[S] Call for Participation: KDD-CUP-98

Ismail Parsa (iparsa@epsilon.com)
Mon, 6 Jul 1998 14:51:46 -0400

| |
| KDD-CUP-98 |
| |
| The Second International Knowledge Discovery and |
| Data Mining Tools Competition |
| |
| Held in Conjunction with KDD-98 |
| |
| The Fourth International Conference on Knowledge |
| Discovery and Data Mining |
| [www.kdnuggets.com] or |
| [www-aig.jpl.nasa.gov/kdd98] or |
| [www.aaai.org/Conferences/KDD/1998] |
| |
| Sponsored by the |
| |
| American Association for Artificial Intelligence (AAAI) |
| Epsilon Data Mining Laboratory |
| Paralyzed Veterans of America (PVA) |

KDD-CUP is a knowledge discovery and data mining (KDDM) tools
competition held in conjunction with the International Conference on
Knowledge Discovery and Data Mining.

Last year, the CUP enjoyed worldwide participation of 45 data mining
tools. The Gold Miner award was jointly shared by UCSD's BNB (Boosted
Naive Bayes Classifier) software and Urban Science's GainSmarts
software. SGI's MineSet was the runner-up and has earned the Bronze
Miner award. For more information on KDD-CUP-97, please refer to the
URL: www.epsilon.com/new. Some of the highlights from last year's
competition are as follows:

o The success of the Naive Bayes algorithm (used by 2 of the top 3

o No clear evidence backing the hypothesis that there are "real"
returns to incremental data preprocessing activity.

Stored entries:
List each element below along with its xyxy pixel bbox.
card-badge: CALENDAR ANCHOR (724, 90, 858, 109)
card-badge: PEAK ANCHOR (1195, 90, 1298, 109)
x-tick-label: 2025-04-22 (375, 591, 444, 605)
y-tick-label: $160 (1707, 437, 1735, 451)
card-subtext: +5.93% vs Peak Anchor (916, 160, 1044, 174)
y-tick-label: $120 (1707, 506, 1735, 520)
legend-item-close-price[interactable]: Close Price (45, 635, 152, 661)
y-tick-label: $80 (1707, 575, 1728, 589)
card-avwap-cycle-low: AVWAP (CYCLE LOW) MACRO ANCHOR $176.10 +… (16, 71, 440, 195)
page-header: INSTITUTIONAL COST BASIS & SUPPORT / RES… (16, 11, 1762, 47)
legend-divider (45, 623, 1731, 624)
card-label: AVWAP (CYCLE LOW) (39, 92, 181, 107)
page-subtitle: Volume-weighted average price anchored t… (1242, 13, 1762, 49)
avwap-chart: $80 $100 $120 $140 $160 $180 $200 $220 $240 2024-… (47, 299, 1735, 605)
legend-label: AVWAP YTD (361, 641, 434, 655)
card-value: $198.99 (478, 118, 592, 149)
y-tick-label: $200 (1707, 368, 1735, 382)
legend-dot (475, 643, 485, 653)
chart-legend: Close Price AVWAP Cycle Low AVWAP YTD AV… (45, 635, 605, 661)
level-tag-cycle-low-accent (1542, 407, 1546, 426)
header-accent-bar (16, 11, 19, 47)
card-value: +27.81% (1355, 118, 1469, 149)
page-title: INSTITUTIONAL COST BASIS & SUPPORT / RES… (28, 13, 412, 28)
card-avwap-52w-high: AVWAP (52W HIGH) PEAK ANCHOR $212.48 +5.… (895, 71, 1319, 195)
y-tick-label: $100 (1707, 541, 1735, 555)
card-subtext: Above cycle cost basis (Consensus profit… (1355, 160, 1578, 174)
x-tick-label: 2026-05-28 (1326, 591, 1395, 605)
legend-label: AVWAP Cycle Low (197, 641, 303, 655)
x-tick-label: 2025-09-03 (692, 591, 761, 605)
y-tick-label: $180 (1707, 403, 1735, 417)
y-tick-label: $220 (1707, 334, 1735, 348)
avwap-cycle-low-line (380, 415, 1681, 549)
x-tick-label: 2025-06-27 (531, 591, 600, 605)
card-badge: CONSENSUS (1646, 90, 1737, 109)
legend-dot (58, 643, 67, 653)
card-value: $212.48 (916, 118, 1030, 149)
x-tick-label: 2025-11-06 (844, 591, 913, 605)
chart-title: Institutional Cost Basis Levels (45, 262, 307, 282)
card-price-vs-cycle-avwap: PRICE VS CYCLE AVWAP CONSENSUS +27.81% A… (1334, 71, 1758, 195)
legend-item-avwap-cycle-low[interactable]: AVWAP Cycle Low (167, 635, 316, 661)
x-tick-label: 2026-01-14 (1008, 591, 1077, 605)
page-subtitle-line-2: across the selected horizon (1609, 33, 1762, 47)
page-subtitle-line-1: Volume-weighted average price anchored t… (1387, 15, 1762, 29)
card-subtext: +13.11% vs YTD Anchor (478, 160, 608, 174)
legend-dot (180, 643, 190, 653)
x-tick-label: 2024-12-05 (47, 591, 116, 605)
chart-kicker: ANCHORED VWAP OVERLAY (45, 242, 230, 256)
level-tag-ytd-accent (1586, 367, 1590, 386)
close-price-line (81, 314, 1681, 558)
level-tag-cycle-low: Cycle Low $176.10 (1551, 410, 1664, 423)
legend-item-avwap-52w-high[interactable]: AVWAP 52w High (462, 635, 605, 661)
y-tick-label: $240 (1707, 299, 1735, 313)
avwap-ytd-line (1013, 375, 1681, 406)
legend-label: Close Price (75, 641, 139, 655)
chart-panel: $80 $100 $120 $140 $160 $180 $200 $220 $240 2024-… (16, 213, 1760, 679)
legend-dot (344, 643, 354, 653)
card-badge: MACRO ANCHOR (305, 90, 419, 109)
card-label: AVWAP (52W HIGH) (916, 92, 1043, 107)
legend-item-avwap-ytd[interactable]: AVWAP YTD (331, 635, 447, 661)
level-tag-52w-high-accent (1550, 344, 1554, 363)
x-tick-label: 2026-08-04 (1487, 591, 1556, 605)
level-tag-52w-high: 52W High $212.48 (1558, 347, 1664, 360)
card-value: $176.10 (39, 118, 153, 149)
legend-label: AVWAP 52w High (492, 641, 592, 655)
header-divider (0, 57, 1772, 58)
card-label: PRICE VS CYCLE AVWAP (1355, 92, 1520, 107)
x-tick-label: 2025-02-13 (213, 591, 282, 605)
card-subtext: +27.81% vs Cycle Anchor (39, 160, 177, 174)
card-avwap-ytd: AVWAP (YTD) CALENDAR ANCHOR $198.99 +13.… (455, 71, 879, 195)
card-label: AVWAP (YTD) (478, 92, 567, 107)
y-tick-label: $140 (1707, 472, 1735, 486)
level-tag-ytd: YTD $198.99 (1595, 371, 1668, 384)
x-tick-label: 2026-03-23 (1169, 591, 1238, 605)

_TASK INSTRUCTIONS:_
a. Answer these from the KDD-CUP-98 announcement:
(i) What is the full name of the conference that KDD-CUP-98 is held in conjunction with?
(ii) How many data mining tools took part in last year's competition?
(iii) Which software earned the Bronze Miner award?
b. Return the part of the KDD-CUP-98 announcement that opens with the words containing "KDD-CUP is a" and closes with "and Data Mining.".

_COMPLETED EXERCISE:_
a.
(i) The Fourth International Conference on Knowledge Discovery and Data Mining (KDD-98)
(ii) 45
(iii) SGI's MineSet

b.
KDD-CUP is a knowledge discovery and data mining (KDDM) tools
competition held in conjunction with the International Conference on
Knowledge Discovery and Data Mining.